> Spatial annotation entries
* * *
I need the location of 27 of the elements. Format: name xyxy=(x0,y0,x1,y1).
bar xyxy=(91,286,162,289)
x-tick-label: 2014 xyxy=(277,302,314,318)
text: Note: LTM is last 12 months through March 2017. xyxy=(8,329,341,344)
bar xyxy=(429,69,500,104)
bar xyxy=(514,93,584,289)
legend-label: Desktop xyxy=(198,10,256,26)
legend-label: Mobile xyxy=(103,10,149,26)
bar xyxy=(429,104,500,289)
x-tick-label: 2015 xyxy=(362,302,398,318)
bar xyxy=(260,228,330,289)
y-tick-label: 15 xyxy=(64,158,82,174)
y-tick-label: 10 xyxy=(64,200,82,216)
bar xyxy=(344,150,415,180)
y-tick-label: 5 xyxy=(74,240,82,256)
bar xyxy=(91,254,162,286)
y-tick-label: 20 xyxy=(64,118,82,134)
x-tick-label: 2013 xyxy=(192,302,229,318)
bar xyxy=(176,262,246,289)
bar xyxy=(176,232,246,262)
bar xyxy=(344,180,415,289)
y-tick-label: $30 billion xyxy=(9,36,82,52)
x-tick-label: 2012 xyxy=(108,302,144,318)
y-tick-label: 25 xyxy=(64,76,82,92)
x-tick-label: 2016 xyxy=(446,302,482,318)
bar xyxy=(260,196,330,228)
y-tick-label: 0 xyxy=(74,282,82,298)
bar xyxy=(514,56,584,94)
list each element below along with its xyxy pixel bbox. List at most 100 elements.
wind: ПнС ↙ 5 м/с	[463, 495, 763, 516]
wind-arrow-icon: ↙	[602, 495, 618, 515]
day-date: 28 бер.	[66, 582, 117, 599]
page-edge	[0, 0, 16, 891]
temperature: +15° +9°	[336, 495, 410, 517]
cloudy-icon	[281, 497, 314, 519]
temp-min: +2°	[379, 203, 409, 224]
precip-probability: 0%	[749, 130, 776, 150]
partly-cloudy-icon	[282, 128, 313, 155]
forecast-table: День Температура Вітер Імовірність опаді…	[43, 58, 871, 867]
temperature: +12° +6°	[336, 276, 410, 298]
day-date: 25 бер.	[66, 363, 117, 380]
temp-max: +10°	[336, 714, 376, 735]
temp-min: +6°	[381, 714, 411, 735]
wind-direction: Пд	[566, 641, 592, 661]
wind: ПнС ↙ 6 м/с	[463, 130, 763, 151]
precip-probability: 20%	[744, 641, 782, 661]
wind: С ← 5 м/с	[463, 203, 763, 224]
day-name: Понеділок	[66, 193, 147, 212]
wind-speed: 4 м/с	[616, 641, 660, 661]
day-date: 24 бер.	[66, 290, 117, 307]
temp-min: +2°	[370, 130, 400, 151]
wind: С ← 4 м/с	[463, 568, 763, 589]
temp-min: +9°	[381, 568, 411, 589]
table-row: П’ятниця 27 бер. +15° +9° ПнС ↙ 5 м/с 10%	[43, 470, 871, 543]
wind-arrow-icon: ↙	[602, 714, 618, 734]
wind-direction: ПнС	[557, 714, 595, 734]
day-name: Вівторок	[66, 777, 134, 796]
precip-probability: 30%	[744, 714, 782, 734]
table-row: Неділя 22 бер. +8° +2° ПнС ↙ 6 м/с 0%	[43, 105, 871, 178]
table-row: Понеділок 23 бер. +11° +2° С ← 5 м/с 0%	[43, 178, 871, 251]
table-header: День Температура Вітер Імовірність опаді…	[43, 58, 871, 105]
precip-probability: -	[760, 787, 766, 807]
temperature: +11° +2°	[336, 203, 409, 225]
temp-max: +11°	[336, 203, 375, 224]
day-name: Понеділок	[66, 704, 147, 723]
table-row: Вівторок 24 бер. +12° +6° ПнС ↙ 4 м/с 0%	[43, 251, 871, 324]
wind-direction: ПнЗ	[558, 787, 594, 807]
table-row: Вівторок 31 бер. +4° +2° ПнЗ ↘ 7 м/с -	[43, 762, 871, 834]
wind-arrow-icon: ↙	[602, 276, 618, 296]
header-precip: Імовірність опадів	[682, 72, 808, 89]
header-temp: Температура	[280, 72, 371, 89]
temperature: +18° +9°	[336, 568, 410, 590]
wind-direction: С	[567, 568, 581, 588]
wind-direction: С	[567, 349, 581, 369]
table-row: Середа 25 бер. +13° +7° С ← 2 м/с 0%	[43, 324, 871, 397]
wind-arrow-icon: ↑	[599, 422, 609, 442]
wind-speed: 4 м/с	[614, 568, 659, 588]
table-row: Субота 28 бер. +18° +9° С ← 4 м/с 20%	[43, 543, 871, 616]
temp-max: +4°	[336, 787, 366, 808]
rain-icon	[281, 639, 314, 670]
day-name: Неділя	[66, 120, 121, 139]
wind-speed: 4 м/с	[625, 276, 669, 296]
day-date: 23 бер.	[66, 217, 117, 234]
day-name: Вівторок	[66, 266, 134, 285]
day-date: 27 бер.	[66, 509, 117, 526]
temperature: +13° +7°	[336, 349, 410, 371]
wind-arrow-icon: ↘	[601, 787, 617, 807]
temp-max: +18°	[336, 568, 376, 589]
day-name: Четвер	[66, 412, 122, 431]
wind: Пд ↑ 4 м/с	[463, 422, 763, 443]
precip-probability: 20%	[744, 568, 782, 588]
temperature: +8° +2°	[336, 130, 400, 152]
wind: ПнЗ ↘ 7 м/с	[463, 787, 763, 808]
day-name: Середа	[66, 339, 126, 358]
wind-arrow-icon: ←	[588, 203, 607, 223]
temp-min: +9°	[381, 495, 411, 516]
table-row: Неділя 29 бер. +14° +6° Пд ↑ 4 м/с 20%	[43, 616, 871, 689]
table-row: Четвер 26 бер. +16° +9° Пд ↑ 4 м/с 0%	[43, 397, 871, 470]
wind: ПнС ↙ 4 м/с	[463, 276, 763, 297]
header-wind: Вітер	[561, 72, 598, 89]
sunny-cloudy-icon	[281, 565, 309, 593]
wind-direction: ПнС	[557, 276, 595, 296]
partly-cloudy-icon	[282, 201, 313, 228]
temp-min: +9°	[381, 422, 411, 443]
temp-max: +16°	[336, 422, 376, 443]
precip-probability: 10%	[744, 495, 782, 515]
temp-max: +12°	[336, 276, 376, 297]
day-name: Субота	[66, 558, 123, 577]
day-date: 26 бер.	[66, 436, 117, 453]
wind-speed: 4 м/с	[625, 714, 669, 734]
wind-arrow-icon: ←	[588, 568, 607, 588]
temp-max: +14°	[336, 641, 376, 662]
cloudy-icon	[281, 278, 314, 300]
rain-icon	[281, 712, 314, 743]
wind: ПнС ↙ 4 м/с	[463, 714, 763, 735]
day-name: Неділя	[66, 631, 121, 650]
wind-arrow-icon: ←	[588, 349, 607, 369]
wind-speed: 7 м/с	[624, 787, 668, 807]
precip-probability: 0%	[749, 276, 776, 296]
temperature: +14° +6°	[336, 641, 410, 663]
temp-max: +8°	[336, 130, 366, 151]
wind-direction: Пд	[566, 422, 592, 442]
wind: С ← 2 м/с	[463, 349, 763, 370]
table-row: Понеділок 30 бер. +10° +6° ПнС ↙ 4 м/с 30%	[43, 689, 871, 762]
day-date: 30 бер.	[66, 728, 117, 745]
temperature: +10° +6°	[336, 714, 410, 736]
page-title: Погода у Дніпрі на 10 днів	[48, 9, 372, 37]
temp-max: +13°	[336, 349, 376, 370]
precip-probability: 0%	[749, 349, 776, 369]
* * *
> Work required
Reproduce the entries above verbatim, from the first line through the line containing "wind: С ← 4", inclusive.

> Response to this exercise
I need the location of 27 of the elements. Format: name xyxy=(x0,y0,x1,y1).
bar xyxy=(91,286,162,289)
x-tick-label: 2014 xyxy=(277,302,314,318)
text: Note: LTM is last 12 months through March 2017. xyxy=(8,329,341,344)
bar xyxy=(429,69,500,104)
bar xyxy=(514,93,584,289)
legend-label: Desktop xyxy=(198,10,256,26)
legend-label: Mobile xyxy=(103,10,149,26)
bar xyxy=(429,104,500,289)
x-tick-label: 2015 xyxy=(362,302,398,318)
bar xyxy=(260,228,330,289)
y-tick-label: 15 xyxy=(64,158,82,174)
y-tick-label: 10 xyxy=(64,200,82,216)
bar xyxy=(344,150,415,180)
y-tick-label: 5 xyxy=(74,240,82,256)
bar xyxy=(91,254,162,286)
y-tick-label: 20 xyxy=(64,118,82,134)
x-tick-label: 2013 xyxy=(192,302,229,318)
bar xyxy=(176,262,246,289)
bar xyxy=(176,232,246,262)
bar xyxy=(344,180,415,289)
y-tick-label: $30 billion xyxy=(9,36,82,52)
x-tick-label: 2012 xyxy=(108,302,144,318)
y-tick-label: 25 xyxy=(64,76,82,92)
x-tick-label: 2016 xyxy=(446,302,482,318)
bar xyxy=(260,196,330,228)
y-tick-label: 0 xyxy=(74,282,82,298)
bar xyxy=(514,56,584,94)
list each element below along with its xyxy pixel bbox. List at most 100 elements.
wind: ПнС ↙ 5 м/с	[463, 495, 763, 516]
wind-arrow-icon: ↙	[602, 495, 618, 515]
day-date: 28 бер.	[66, 582, 117, 599]
page-edge	[0, 0, 16, 891]
temperature: +15° +9°	[336, 495, 410, 517]
cloudy-icon	[281, 497, 314, 519]
temp-min: +2°	[379, 203, 409, 224]
precip-probability: 0%	[749, 130, 776, 150]
partly-cloudy-icon	[282, 128, 313, 155]
forecast-table: День Температура Вітер Імовірність опаді…	[43, 58, 871, 867]
temperature: +12° +6°	[336, 276, 410, 298]
day-date: 25 бер.	[66, 363, 117, 380]
temp-max: +10°	[336, 714, 376, 735]
temp-min: +6°	[381, 714, 411, 735]
wind-direction: Пд	[566, 641, 592, 661]
wind: ПнС ↙ 6 м/с	[463, 130, 763, 151]
precip-probability: 20%	[744, 641, 782, 661]
wind: С ← 5 м/с	[463, 203, 763, 224]
day-name: Понеділок	[66, 193, 147, 212]
wind-speed: 4 м/с	[616, 641, 660, 661]
day-date: 24 бер.	[66, 290, 117, 307]
temp-min: +2°	[370, 130, 400, 151]
wind: С ← 4 м/с	[463, 568, 763, 589]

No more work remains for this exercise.